## [WHAT THE TASK ASKS]
Show all lines from the data that include the word "handle".

Stored dataset items
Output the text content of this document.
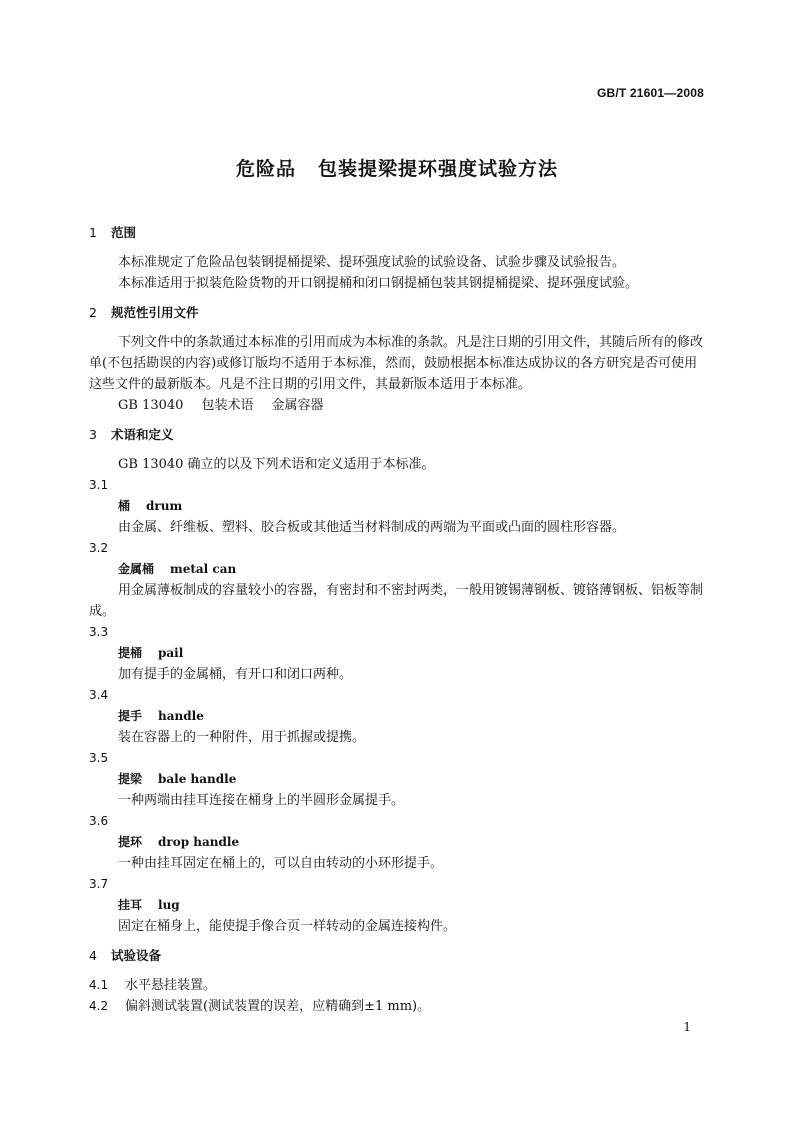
GB/T 21601—2008
危险品 包装提梁提环强度试验方法
1 范围

本标准规定了危险品包装钢提桶提梁、提环强度试验的试验设备、试验步骤及试验报告。

本标准适用于拟装危险货物的开口钢提桶和闭口钢提桶包装其钢提桶提梁、提环强度试验。

2 规范性引用文件

下列文件中的条款通过本标准的引用而成为本标准的条款。凡是注日期的引用文件，其随后所有的修改单(不包括勘误的内容)或修订版均不适用于本标准，然而，鼓励根据本标准达成协议的各方研究是否可使用这些文件的最新版本。凡是不注日期的引用文件，其最新版本适用于本标准。

GB 13040 包装术语 金属容器

3 术语和定义

GB 13040 确立的以及下列术语和定义适用于本标准。

3.1
桶 drum

由金属、纤维板、塑料、胶合板或其他适当材料制成的两端为平面或凸面的圆柱形容器。

3.2
金属桶 metal can

用金属薄板制成的容量较小的容器，有密封和不密封两类，一般用镀锡薄钢板、镀铬薄钢板、铝板等制成。

3.3
提桶 pail

加有提手的金属桶，有开口和闭口两种。

3.4
提手 handle

装在容器上的一种附件，用于抓握或提携。

3.5
提梁 bale handle

一种两端由挂耳连接在桶身上的半圆形金属提手。

3.6
提环 drop handle

一种由挂耳固定在桶上的，可以自由转动的小环形提手。

3.7
挂耳 lug

固定在桶身上，能使提手像合页一样转动的金属连接构件。

4 试验设备

4.1 水平悬挂装置。

4.2 偏斜测试装置(测试装置的误差，应精确到±1 mm)。

1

## [EXERCISE OUTPUT]
提手 handle
提梁 bale handle
提环 drop handle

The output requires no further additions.